Below are some records; retype all of them exactly.

- [ENTRIES SUPPLIED]
•••

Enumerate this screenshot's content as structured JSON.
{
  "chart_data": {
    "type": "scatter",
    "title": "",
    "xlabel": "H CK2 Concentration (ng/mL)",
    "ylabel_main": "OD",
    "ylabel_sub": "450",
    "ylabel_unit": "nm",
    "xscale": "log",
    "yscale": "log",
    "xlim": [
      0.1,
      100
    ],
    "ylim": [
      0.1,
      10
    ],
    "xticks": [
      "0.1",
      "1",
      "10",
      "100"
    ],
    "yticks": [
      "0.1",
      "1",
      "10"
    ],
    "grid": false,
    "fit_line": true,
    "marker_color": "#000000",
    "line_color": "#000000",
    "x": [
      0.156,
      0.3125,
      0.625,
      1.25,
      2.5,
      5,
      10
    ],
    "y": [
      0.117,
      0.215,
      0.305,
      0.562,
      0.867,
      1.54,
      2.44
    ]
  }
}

•••

- [RESPONSE TO THIS TASK]
Enumerate this screenshot's content as structured JSON.
{
  "chart_data": {
    "type": "scatter",
    "title": "",
    "xlabel": "H CK2 Concentration (ng/mL)",
    "ylabel_main": "OD",
    "ylabel_sub": "450",
    "ylabel_unit": "nm",
    "xscale": "log",
    "yscale": "log",
    "xlim": [
      0.1,
      100
    ],
    "ylim": [
      0.1,
      10
    ],
    "xticks": [
      "0.1",
      "1",
      "10",
      "100"
    ],
    "yticks": [
      "0.1",
      "1",
      "10"
    ],
    "grid": false,
    "fit_line": true,
    "marker_color": "#000000",
    "line_color": "#000000",
    "x": [
      0.156,
      0.3125,
      0.625,
      1.25,
      2.5,
      5,
      10
    ],
    "y": [
      0.117,
      0.215,
      0.305,
      0.562,
      0.867,
      1.54,
      2.44
    ]
  }
}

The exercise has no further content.